[Figure dataset records]
········

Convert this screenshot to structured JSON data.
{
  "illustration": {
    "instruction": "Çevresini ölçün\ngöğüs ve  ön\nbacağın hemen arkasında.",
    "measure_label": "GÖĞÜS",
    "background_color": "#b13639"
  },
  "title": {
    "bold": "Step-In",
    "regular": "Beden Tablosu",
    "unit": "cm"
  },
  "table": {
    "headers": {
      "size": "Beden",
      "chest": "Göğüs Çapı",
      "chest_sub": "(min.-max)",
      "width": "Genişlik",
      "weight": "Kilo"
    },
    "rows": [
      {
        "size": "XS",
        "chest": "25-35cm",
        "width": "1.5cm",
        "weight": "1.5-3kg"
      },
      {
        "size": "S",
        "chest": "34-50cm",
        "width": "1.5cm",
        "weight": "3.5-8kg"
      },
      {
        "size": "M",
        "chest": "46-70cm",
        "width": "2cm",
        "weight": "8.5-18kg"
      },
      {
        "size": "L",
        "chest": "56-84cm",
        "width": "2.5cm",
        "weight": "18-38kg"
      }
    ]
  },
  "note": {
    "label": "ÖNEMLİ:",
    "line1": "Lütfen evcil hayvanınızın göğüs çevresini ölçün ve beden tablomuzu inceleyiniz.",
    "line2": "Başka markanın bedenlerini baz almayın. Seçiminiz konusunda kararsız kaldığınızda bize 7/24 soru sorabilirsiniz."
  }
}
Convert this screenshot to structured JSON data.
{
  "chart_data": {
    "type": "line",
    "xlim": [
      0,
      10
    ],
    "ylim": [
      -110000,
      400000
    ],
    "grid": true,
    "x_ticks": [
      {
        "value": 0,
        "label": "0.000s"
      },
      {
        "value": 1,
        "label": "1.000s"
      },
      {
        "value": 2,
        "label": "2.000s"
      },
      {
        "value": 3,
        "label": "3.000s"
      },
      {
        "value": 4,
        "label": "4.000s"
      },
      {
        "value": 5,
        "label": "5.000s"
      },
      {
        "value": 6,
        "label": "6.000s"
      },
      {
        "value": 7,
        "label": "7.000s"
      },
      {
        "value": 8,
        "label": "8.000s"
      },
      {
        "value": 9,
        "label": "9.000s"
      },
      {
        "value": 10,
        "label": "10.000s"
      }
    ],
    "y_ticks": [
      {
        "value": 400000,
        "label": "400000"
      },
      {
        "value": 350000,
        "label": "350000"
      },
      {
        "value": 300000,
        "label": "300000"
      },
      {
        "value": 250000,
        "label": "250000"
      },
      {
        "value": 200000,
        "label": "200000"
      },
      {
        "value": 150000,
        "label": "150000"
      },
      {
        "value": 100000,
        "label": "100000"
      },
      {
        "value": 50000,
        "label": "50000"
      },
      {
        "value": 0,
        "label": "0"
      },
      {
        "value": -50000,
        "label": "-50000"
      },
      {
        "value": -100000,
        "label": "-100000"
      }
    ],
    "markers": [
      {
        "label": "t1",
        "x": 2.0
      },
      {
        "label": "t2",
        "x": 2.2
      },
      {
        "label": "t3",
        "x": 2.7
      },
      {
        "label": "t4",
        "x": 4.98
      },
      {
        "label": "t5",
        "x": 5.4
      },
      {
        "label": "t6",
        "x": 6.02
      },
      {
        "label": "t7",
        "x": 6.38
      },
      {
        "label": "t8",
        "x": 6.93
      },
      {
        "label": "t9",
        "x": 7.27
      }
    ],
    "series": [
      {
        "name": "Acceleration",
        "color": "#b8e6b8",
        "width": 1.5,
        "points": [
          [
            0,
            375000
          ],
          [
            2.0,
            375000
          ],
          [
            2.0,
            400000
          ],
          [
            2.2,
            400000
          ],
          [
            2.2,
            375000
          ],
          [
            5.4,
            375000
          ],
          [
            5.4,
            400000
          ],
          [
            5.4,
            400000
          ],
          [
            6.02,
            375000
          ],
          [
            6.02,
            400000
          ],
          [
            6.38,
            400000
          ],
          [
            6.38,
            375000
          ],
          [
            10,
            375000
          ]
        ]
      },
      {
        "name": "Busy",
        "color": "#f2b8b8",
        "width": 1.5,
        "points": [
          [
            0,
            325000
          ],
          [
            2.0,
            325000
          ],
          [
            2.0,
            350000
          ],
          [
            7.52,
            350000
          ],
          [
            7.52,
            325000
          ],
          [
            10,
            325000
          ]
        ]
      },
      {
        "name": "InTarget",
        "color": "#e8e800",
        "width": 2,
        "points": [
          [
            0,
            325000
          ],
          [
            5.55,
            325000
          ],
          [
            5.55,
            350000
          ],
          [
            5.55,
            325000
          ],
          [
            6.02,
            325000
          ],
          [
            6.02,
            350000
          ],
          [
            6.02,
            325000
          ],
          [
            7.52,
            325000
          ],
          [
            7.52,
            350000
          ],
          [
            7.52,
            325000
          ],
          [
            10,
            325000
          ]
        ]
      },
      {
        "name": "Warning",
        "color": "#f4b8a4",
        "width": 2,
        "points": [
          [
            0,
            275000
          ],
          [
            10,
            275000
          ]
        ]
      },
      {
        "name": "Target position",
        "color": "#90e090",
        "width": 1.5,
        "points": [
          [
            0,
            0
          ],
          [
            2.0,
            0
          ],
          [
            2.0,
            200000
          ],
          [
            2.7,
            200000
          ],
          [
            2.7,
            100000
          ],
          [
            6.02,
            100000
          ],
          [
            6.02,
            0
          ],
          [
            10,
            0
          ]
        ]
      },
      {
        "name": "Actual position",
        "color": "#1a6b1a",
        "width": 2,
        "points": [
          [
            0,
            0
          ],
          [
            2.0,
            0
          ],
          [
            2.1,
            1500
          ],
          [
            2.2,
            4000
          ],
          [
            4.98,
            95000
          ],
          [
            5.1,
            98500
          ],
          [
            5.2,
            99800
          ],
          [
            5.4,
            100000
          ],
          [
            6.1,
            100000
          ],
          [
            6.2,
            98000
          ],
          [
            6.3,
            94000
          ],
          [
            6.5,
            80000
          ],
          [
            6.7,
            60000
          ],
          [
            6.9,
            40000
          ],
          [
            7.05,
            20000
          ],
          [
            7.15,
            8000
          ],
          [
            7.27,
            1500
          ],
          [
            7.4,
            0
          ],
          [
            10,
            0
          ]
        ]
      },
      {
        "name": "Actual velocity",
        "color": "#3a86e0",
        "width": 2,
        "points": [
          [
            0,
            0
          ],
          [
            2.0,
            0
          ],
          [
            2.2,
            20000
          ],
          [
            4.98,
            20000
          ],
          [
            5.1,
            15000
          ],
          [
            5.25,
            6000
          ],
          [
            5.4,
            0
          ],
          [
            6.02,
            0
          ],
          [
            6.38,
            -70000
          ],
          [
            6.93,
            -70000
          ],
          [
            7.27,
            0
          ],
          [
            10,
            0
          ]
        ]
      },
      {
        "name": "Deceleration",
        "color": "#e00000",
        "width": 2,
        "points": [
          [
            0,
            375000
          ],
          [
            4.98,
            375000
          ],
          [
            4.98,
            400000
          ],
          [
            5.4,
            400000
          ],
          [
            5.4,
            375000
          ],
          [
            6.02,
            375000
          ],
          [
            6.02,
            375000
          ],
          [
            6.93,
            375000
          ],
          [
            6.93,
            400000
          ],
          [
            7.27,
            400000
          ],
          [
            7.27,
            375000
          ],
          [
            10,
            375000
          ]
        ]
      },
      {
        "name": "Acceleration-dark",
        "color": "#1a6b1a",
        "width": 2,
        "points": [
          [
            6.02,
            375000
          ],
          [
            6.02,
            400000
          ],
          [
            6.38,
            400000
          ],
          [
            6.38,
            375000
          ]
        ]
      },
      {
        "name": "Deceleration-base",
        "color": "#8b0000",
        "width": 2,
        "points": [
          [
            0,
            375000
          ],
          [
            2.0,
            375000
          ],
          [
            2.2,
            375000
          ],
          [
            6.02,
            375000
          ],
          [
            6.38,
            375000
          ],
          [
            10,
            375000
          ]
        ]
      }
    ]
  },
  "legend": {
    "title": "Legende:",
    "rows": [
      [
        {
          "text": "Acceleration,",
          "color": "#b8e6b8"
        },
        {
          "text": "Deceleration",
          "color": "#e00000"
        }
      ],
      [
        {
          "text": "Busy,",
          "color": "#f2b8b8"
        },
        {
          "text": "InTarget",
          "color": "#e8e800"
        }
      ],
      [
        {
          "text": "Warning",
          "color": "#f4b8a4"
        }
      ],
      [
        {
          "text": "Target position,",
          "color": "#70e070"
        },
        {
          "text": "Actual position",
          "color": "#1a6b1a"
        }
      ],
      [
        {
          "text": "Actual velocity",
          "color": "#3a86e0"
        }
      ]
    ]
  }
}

········

§ **Exercise objective**: Give the number of lines that hold the word "Actual" in these records, with nothing added.

§ **Reply**: 4